• **What you will do**:
Nothing but the lines from the one containing "Extract all readable text from this page." to the end of the data should be returned, each exactly as written.
□ □ □
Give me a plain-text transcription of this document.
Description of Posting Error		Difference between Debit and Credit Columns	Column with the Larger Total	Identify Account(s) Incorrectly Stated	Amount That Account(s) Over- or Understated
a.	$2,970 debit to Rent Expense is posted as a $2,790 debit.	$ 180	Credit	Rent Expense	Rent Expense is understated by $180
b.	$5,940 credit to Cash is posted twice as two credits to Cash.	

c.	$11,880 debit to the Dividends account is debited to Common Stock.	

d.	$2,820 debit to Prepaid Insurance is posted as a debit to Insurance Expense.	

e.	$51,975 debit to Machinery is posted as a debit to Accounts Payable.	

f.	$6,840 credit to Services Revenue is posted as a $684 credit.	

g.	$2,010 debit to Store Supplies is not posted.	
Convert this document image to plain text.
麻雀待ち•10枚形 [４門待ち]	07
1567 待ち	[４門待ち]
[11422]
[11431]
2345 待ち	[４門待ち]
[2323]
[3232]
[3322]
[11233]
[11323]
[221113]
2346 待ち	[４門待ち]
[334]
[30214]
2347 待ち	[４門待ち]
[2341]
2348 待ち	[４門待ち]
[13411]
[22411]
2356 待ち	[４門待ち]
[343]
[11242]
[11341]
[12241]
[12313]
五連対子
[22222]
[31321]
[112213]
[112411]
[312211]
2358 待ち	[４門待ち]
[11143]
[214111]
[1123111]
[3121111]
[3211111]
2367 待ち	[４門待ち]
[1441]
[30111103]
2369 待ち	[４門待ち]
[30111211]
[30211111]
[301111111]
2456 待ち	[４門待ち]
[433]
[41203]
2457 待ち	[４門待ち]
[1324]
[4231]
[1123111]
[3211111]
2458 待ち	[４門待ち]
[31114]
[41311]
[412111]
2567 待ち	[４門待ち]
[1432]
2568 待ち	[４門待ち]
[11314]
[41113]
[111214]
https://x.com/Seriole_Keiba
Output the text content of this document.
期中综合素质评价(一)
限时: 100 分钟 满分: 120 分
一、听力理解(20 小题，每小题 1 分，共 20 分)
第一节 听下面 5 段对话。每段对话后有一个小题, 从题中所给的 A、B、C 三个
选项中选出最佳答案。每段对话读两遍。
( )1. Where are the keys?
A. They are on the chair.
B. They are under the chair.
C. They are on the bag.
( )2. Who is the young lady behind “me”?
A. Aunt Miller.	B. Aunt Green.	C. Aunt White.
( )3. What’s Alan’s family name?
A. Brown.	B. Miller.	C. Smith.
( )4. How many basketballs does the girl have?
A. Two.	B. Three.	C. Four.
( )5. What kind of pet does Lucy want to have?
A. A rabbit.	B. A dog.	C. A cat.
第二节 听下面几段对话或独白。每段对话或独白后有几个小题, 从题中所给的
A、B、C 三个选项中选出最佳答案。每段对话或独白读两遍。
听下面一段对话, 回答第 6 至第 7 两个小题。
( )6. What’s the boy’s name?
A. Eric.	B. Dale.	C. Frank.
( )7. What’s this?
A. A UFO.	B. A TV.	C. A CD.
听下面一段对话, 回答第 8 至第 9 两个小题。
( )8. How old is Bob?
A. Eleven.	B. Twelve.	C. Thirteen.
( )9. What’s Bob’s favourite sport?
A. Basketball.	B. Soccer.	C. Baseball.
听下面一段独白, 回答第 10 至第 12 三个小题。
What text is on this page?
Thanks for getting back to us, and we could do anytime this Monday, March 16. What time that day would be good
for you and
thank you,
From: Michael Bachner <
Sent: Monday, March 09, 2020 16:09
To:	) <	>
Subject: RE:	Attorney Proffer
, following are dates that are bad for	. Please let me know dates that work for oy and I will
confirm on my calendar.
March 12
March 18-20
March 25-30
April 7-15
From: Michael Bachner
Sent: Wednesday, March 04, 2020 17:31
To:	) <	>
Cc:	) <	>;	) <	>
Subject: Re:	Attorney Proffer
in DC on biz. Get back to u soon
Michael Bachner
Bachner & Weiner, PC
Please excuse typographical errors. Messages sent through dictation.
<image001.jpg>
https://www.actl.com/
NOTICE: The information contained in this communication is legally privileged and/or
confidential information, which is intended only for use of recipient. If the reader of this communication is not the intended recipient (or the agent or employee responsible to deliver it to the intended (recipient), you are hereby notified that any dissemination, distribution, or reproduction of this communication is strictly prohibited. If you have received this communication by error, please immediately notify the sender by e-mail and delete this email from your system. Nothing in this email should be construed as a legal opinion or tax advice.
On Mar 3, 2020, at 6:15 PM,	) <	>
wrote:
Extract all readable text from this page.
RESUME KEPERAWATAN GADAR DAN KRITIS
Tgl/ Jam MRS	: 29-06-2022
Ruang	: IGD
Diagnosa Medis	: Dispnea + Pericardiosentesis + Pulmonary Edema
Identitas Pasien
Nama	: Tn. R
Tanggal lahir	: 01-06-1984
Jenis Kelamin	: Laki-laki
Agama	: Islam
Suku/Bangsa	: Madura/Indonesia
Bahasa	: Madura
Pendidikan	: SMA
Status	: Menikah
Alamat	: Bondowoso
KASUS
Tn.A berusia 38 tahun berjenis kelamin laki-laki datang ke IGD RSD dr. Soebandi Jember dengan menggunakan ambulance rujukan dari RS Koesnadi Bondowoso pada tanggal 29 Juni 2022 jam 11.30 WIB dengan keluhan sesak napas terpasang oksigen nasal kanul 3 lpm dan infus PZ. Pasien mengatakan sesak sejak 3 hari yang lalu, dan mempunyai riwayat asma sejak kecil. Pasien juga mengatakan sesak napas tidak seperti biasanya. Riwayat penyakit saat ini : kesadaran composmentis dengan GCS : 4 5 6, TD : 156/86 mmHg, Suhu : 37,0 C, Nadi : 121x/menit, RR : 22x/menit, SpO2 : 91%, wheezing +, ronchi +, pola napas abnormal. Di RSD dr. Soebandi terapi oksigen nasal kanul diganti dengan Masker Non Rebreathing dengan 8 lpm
□ □ □
• **Exercise answer**:
Extract all readable text from this page.
RESUME KEPERAWATAN GADAR DAN KRITIS
Tgl/ Jam MRS	: 29-06-2022
Ruang	: IGD
Diagnosa Medis	: Dispnea + Pericardiosentesis + Pulmonary Edema
Identitas Pasien
Nama	: Tn. R
Tanggal lahir	: 01-06-1984
Jenis Kelamin	: Laki-laki
Agama	: Islam
Suku/Bangsa	: Madura/Indonesia
Bahasa	: Madura
Pendidikan	: SMA
Status	: Menikah
Alamat	: Bondowoso
KASUS
Tn.A berusia 38 tahun berjenis kelamin laki-laki datang ke IGD RSD dr. Soebandi Jember dengan menggunakan ambulance rujukan dari RS Koesnadi Bondowoso pada tanggal 29 Juni 2022 jam 11.30 WIB dengan keluhan sesak napas terpasang oksigen nasal kanul 3 lpm dan infus PZ. Pasien mengatakan sesak sejak 3 hari yang lalu, dan mempunyai riwayat asma sejak kecil. Pasien juga mengatakan sesak napas tidak seperti biasanya. Riwayat penyakit saat ini : kesadaran composmentis dengan GCS : 4 5 6, TD : 156/86 mmHg, Suhu : 37,0 C, Nadi : 121x/menit, RR : 22x/menit, SpO2 : 91%, wheezing +, ronchi +, pola napas abnormal. Di RSD dr. Soebandi terapi oksigen nasal kanul diganti dengan Masker Non Rebreathing dengan 8 lpm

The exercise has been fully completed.